→ Listed entries

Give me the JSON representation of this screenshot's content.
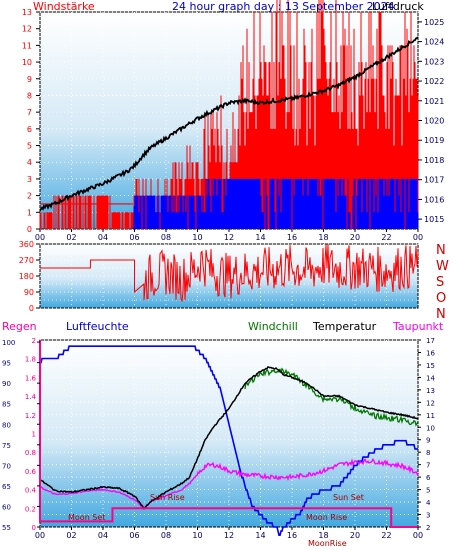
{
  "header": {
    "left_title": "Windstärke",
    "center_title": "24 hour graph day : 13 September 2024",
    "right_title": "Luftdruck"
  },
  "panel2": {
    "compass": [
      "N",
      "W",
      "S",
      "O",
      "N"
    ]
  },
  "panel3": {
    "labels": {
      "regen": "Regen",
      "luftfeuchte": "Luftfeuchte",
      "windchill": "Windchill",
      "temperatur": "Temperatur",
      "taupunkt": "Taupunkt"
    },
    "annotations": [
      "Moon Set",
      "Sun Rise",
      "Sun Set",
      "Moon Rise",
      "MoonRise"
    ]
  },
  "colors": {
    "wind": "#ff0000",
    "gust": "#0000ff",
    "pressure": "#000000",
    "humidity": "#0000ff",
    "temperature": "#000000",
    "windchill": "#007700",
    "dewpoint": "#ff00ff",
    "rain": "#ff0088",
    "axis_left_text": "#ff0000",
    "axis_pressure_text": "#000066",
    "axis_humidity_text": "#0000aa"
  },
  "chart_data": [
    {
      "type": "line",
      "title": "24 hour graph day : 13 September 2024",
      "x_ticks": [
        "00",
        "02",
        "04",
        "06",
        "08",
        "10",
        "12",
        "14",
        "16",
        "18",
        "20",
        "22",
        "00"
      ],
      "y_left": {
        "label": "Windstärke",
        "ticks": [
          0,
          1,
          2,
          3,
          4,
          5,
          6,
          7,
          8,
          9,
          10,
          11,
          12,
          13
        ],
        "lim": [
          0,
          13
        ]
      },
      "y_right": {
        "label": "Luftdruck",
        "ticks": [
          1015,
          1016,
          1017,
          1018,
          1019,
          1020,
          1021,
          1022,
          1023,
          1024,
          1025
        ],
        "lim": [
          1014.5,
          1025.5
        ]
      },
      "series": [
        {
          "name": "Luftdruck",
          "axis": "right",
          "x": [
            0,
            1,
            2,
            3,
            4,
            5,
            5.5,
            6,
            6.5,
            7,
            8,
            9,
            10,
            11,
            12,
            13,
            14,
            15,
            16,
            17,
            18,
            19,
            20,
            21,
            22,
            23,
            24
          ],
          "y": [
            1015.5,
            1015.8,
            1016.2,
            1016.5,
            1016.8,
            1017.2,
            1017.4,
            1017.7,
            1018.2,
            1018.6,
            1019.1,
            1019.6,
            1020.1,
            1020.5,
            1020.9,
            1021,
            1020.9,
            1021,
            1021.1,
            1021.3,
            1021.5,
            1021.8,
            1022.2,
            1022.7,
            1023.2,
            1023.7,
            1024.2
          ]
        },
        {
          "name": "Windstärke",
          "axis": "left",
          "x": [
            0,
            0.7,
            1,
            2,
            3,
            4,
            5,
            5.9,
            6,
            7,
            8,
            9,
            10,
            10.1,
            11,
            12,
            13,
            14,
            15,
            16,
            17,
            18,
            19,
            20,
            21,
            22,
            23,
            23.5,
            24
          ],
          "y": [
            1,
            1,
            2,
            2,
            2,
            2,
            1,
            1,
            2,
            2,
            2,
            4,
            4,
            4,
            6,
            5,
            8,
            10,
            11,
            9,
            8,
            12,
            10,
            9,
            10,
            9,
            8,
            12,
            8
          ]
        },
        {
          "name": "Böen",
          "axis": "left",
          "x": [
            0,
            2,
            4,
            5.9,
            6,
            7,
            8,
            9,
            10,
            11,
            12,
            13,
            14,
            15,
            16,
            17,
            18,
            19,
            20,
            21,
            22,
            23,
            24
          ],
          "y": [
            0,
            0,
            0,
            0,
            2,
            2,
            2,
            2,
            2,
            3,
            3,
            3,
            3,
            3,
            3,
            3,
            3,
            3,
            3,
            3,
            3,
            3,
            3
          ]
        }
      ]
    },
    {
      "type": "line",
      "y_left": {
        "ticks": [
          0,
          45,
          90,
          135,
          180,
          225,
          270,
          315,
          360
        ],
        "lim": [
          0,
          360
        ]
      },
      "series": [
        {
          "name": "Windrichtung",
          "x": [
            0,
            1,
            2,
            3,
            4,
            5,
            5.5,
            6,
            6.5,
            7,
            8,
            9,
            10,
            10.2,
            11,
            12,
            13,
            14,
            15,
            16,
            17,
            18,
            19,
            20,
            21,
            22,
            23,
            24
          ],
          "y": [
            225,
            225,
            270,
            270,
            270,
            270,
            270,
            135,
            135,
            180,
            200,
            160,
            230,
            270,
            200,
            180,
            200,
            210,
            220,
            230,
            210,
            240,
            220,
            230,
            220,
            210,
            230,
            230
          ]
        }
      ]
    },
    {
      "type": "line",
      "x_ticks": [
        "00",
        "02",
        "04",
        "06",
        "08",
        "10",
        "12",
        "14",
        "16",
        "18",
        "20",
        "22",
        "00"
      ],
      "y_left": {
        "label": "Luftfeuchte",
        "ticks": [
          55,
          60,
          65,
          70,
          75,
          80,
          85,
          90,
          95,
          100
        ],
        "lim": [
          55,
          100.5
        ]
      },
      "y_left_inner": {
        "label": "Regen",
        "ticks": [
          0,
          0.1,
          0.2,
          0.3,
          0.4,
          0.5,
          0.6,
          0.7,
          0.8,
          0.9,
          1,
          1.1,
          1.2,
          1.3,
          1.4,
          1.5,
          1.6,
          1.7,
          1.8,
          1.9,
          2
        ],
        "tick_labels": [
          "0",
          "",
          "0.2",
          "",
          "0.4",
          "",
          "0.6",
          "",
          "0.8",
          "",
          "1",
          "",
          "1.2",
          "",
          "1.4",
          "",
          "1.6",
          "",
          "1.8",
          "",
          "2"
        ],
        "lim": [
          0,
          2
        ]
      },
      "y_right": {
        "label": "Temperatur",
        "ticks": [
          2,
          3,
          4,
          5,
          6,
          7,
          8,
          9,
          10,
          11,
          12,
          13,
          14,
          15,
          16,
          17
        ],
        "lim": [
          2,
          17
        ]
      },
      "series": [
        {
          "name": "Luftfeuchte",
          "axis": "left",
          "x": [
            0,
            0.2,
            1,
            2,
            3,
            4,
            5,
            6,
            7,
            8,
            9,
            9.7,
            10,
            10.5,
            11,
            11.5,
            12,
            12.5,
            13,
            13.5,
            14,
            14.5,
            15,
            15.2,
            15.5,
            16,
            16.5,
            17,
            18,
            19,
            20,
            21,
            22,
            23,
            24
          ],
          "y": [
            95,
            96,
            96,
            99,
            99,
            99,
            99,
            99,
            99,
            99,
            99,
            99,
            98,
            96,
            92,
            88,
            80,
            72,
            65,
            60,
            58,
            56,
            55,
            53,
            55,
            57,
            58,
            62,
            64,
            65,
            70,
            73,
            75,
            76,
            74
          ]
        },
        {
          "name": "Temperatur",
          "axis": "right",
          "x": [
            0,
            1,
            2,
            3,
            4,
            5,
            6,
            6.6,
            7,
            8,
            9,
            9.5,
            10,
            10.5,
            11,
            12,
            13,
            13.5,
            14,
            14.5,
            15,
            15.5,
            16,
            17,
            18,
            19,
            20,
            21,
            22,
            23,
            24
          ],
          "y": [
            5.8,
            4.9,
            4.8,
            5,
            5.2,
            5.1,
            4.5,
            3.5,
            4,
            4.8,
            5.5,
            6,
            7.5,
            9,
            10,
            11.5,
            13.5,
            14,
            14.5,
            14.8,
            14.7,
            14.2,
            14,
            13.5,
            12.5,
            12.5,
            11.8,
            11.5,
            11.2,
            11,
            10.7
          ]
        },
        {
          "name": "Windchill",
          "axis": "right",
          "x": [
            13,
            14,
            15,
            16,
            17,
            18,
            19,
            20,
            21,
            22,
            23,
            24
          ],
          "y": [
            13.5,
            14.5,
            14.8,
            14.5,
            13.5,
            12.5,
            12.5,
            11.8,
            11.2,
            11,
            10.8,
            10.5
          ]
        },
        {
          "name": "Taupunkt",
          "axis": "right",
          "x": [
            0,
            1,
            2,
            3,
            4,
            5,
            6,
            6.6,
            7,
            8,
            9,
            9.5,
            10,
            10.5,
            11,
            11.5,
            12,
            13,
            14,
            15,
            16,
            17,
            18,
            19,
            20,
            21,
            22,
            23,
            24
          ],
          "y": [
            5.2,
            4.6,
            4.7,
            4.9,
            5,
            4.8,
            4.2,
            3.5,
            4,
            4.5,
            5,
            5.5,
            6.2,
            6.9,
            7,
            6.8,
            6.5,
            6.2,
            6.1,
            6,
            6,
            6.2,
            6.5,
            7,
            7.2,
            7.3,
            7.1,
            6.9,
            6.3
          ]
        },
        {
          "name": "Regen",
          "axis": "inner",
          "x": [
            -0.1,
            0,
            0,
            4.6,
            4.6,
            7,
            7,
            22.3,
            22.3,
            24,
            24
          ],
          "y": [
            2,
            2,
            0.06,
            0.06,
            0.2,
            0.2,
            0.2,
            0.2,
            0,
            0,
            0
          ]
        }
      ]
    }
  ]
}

→ Challenge
Collect the complete line wherever the string "Luftdruck" appears in the records.

→ Correct answer
    "right_title": "Luftdruck"
        "label": "Luftdruck",
          "name": "Luftdruck",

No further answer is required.